**Texte extrait**.
● ● ●
Alors que nous nous apprêtons à vivre un intense débat sur la laïcité et sur le port des signes religieux pour les personnes en autorité, l'Église catholique traverse l'une des pires crises de son histoire moderne avec les scandales sexuels répétés mettant en scène les actes pédophiles de nombreux membres du clergé catholique partout dans le monde.
Selon des chiffres publiés récemment, ce n'est pas moins de 7 % des membres du clergé catholique qui se sont rendus coupables d'actes pédophiles en Australie. Ce n'est que la pointe de l'iceberg si nous en croyons les manchettes des médias sur le même sujet aux États-Unis, au Québec et au Canada.
Ces chiffres ont été dévoilés, en février 2017, lors de la 15e et dernière audience publique de la Commission royale sur les réponses institutionnelles à la violence sexuelle envers les enfants qui s'est tenue à Sydney en Australie. Pas étonnant que le pape François ait convoqué en février dernier tous les évêques à Rome pour réfléchir à l'enjeu de la pédophilie dans l'Église catholique romaine. Ce sommet de Rome a fait plus de gens déçus que d'heureux étant donné la timidité des actions qui seront prises dans sa foulée. Incursion dans le monde glauque de l'Église catholique de Saint-Pierre.
L'ampleur du problème
En février 2017, à Sydney en Australie, dans le cadre d'une Commission royale d'enquête ce fut la première fois que les dossiers de l'Église catholique romaine sur l'abus sexuel des enfants ont été analysés pour examen public. Cette Commission royale a couvert les dossiers de l'église australienne de 1950 à 2010. Lors de ces audiences, on a appris que plus de 20 % des membres d'ordres religieux comme les frères Maristes et les frères Chrétiens auraient été impliqués dans des sévices sexuels d'enfants.
Aux États-Unis, un autre rapport montre que 300 prêtres avaient été impliqués dans des affaires de pédophilie en Pennsylvanie aux États-Unis. En Allemagne, un rapport d'expert vient de révéler qu'au moins 3 677 enfants, principalement des garçons âgés de moins de 13 ans, avaient été victimes d'abus sexuels commis par des clercs entre 1946 et 2014. L'église chilienne est aux prises avec de nombreux scandales sexuels. Il y a aussi l'affaire du cardinal américain Theodore McCarrick qui s'est vu retirer son titre de cardinal par le pape François. Ce cardinal a été mêlé à des actes pédophiles nombreux alors qu'il invitait de jeunes séminaristes chez lui et entretenait des relations sexuelles avec eux.
Chez nous au Québec et au Canada, nous n'en finissons plus de découvrir des actes pédophiles commis par des religieux appartenant à diverses communautés. Il ne faudrait surtout pas oublier les gestes hautement répréhensibles commis à l'égard des communautés autochtones par les membres des communautés religieuses ni l'épisode des orphelins de Duplessis au Québec. L'Église catholique est en crise. Une crise grave et profonde qui remet en question l'idée même de sa pérennité. Ce qui, vous en conviendrez, n'est pas rien.
● ● ●
Entrées d'un jeu de données:

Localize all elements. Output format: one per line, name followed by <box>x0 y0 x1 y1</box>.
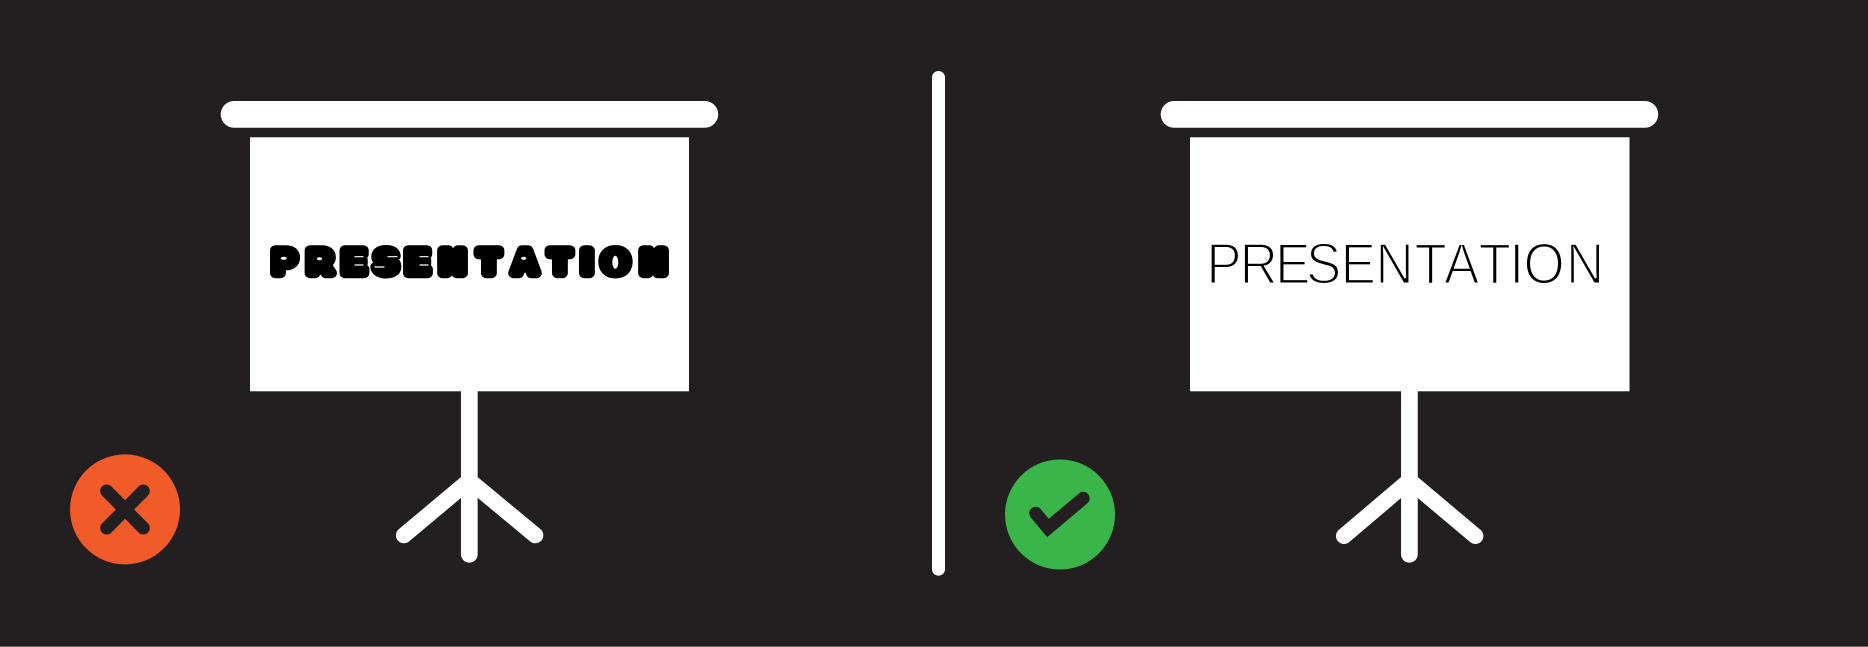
bubble letter counters and slits <box>281 256 618 269</box>
divider <box>932 71 945 576</box>
tripod stand <box>1344 385 1475 554</box>
bubble style word: PRESENTATION <box>273 244 666 280</box>
screen surface <box>250 137 689 391</box>
icon: orange cross badge <box>70 454 180 564</box>
thin clean word: PRESENTATION <box>1206 231 1604 296</box>
panel: bad example projector screen <box>221 101 718 554</box>
panel: good example projector screen <box>1161 101 1658 554</box>
screen top bar <box>221 101 718 128</box>
screen surface <box>1190 137 1630 391</box>
tripod stand <box>404 385 535 554</box>
screen top bar <box>1161 101 1658 128</box>
icon: green check badge <box>1005 460 1115 570</box>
● ● ●
**Tâche à faire**. Extrayez mot pour mot, dans le texte sur les scandales de l'Église catholique, le passage qui va de « Selon des chiffres » à « et au Canada. », bornes comprises.

**Réponse complète**.
Selon des chiffres publiés récemment, ce n'est pas moins de 7 % des membres du clergé catholique qui se sont rendus coupables d'actes pédophiles en Australie. Ce n'est que la pointe de l'iceberg si nous en croyons les manchettes des médias sur le même sujet aux États-Unis, au Québec et au Canada.